Stated goal —
Copy the entries below character for character, from their first line down through the line that holds "colorbar-tick <box>149 1342 151 1354</box>", including both of those lines.

Material for the task —
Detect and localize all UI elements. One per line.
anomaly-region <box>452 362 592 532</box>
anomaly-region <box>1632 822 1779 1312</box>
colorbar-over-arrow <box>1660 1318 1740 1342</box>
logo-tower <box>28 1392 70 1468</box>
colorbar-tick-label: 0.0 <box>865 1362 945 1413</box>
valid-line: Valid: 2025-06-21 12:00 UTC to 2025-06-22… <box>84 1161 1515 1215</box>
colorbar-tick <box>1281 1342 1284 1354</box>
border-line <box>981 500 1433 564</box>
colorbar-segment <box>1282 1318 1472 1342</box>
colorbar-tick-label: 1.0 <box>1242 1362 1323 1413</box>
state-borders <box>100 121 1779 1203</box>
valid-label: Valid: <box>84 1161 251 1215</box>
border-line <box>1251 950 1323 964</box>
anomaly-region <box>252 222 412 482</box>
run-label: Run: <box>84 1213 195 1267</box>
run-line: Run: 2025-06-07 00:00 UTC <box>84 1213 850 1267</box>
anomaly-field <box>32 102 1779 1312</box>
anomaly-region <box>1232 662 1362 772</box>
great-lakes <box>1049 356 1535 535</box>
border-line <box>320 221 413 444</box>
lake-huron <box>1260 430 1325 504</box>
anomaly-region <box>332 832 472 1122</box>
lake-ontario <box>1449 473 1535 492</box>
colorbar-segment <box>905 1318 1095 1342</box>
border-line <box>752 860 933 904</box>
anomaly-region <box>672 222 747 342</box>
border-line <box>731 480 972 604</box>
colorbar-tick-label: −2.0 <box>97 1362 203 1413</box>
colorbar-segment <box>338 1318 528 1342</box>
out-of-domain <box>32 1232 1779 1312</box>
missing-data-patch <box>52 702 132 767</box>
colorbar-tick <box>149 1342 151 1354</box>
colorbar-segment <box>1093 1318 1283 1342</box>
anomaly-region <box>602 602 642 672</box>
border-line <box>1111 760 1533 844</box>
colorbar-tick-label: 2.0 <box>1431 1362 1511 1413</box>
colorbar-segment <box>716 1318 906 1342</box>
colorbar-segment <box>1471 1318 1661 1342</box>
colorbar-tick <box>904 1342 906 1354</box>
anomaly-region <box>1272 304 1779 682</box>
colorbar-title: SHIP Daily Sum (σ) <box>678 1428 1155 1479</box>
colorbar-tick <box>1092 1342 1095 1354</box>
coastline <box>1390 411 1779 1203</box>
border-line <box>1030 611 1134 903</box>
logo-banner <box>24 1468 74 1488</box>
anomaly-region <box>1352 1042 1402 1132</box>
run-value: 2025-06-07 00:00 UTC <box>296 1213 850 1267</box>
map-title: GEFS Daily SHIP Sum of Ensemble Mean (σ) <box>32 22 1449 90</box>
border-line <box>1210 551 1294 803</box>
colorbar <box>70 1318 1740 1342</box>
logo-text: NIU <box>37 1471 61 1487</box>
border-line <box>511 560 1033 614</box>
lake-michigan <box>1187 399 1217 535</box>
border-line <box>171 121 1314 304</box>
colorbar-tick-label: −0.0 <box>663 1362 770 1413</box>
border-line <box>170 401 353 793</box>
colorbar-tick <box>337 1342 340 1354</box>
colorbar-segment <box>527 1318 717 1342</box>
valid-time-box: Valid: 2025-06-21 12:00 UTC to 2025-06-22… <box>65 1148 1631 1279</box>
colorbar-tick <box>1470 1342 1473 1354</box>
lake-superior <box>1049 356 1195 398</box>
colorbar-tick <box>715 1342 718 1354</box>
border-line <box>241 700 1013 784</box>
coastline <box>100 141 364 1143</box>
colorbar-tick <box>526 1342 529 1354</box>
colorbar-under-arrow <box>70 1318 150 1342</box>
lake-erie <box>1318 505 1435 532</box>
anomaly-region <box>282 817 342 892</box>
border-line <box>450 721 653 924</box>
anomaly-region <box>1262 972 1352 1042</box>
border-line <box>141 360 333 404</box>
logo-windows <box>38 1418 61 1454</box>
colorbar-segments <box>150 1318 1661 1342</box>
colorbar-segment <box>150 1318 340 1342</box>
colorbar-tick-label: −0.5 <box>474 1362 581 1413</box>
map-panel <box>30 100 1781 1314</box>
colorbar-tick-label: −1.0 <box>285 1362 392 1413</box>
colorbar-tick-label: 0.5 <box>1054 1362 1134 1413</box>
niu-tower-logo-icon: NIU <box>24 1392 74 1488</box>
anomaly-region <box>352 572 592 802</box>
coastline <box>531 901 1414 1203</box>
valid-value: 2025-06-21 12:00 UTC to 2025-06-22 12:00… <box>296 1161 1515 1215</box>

Task solution —
Detect and localize all UI elements. One per line.
anomaly-region <box>452 362 592 532</box>
anomaly-region <box>1632 822 1779 1312</box>
colorbar-over-arrow <box>1660 1318 1740 1342</box>
logo-tower <box>28 1392 70 1468</box>
colorbar-tick-label: 0.0 <box>865 1362 945 1413</box>
valid-line: Valid: 2025-06-21 12:00 UTC to 2025-06-22… <box>84 1161 1515 1215</box>
colorbar-tick <box>1281 1342 1284 1354</box>
border-line <box>981 500 1433 564</box>
colorbar-segment <box>1282 1318 1472 1342</box>
colorbar-tick-label: 1.0 <box>1242 1362 1323 1413</box>
state-borders <box>100 121 1779 1203</box>
valid-label: Valid: <box>84 1161 251 1215</box>
border-line <box>1251 950 1323 964</box>
anomaly-region <box>252 222 412 482</box>
run-label: Run: <box>84 1213 195 1267</box>
run-line: Run: 2025-06-07 00:00 UTC <box>84 1213 850 1267</box>
anomaly-field <box>32 102 1779 1312</box>
anomaly-region <box>1232 662 1362 772</box>
great-lakes <box>1049 356 1535 535</box>
border-line <box>320 221 413 444</box>
lake-huron <box>1260 430 1325 504</box>
anomaly-region <box>332 832 472 1122</box>
lake-ontario <box>1449 473 1535 492</box>
colorbar-segment <box>905 1318 1095 1342</box>
border-line <box>752 860 933 904</box>
anomaly-region <box>672 222 747 342</box>
border-line <box>731 480 972 604</box>
colorbar-tick-label: −2.0 <box>97 1362 203 1413</box>
colorbar-segment <box>338 1318 528 1342</box>
out-of-domain <box>32 1232 1779 1312</box>
missing-data-patch <box>52 702 132 767</box>
colorbar-tick <box>149 1342 151 1354</box>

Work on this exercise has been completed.